FRAGMENTO SELECCIONADO:
· · · · ·
Me gusta el obispo José Ignacio Munilla porque es un tipo entusiasta. Le han multado por llevar al dentistas en su coche a una inmigrante sin dinero y sin medios para pagar al odontólogo. Cosa grave llevar a una pasajera a que le alivien el dolor. Eso, señor cura, es ilegal en estado de alarma: que se fastidie la impecune con su dolor de muelas. ¿Es que no sabe que puede provocar muertes? Fue multado.

Y el obispo de Guipúzcoa pidió perdón por la infracción y también dejó un rastro de ironía -por eso me cae simpático- al manifestar que también perdonaba al delator que había dado el queo a la pasma… en este país de chivatos en el que se ha convertido España.

Hoy contamos en Hispanidad cómo Munilla ha puesto el dedo en la llaga de la nueva épica del sentimentalismo. Asegura el prelado que el coronavirus ha disparado nuestro aprecio por la vida… que nos ha sido dada. No hay más que ver a los miembros del Gobierno Sánchez hablando de los héroes sanitarios -y en parte lo son- que cuidan de los infectados y de cómo los ministros nos recuerdan que hay que cuidar de nuestros abuelos.
· · · · ·
[Datos de reconocimiento de estructura documental]

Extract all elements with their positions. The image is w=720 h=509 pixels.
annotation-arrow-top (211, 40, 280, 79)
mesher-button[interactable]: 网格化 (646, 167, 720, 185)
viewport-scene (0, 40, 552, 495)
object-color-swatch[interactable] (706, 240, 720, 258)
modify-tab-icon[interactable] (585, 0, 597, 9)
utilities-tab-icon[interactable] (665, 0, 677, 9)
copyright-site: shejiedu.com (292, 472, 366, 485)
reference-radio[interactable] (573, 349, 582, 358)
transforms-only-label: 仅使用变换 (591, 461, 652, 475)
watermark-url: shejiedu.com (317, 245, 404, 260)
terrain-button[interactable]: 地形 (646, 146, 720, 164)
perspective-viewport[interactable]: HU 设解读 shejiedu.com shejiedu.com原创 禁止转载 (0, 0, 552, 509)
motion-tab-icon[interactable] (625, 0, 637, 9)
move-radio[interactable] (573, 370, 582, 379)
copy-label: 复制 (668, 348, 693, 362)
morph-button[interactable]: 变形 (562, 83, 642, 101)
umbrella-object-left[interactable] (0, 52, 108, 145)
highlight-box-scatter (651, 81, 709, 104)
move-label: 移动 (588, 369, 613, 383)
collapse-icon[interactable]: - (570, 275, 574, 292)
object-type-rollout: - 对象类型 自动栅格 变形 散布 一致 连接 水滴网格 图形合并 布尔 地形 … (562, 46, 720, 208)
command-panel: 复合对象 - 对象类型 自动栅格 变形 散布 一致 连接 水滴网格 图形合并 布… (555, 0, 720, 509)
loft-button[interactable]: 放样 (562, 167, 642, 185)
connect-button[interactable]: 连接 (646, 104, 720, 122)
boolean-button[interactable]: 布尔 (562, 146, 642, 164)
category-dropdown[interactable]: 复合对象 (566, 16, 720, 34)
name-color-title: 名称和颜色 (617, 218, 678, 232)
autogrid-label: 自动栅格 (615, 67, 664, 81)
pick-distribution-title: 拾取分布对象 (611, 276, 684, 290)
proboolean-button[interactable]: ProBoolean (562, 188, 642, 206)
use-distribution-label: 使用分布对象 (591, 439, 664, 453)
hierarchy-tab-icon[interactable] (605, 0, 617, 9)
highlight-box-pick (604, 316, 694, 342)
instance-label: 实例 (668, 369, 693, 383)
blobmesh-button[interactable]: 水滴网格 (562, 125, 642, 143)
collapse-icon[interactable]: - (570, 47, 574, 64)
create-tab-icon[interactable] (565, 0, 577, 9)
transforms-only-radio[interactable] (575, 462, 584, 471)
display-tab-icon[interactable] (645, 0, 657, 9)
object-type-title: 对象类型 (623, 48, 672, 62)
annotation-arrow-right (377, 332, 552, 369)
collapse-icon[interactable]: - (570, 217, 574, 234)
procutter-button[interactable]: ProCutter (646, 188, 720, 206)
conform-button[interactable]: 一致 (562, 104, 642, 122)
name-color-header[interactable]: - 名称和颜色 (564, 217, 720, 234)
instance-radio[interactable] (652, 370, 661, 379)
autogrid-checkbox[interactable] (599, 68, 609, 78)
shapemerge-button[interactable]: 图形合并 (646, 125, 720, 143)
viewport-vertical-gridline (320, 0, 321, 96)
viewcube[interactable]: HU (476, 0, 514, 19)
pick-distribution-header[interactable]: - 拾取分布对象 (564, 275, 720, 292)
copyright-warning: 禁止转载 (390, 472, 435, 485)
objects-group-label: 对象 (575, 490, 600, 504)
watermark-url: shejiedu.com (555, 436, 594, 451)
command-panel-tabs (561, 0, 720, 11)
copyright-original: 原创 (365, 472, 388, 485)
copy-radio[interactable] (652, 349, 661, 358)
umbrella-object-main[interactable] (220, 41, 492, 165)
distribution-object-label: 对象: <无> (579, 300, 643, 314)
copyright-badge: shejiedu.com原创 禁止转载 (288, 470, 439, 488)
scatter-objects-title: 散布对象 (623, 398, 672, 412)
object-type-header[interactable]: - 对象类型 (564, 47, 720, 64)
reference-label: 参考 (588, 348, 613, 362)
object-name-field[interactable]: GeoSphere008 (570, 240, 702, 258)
· · · · ·
USANDO LA INFORMACIÓN:
1. Traduce al inglés esta oración del texto sobre el obispo Munilla: «Me gusta el obispo José Ignacio Munilla porque es un tipo entusiasta.»
2. Según el prelado citado en el texto sobre el obispo Munilla, ¿qué ha disparado el coronavirus?
3. Continúa el texto sobre el obispo Munilla a partir de su última oración.
Las filas constituyen un material aparte del texto sobre el obispo Munilla.

RESULTADOS DEL EJERCICIO:
1. I like Bishop José Ignacio Munilla because he is an enthusiastic guy.

2. Nuestro aprecio por la vida.

3.
Muy cierto, son nuestros mayores a quienes con más saña ataca el virus. Y aquí somos católicos no protestantes. Es decir, no somos utilitaristas. No somos, por ejemplo, como en Holanda, donde las propias autoridades reconocen que no admiten en los hospitales a los ancianos afectados por el Covid-19 porque no tienen muchas posibilidades de sobrevivir. Salvemos al joven que vivirá más años

Países Bajos, muy bajos, fue el primer Estado que introdujo la eutanasia; el viejo es un ser molesto. Lo mejor es que apresure el paso hacia el final.

Y entonces es cuando Munilla se pregunta -más bien lo hago yo, que tengo más libertad que él- si, después de todo este loable desvelo por nuestros mayores, señores socialistas y comunistas, ¿seguirán ustedes con su proyecto de ley de eutanasia?

No lo dude monseñor Munilla: sí.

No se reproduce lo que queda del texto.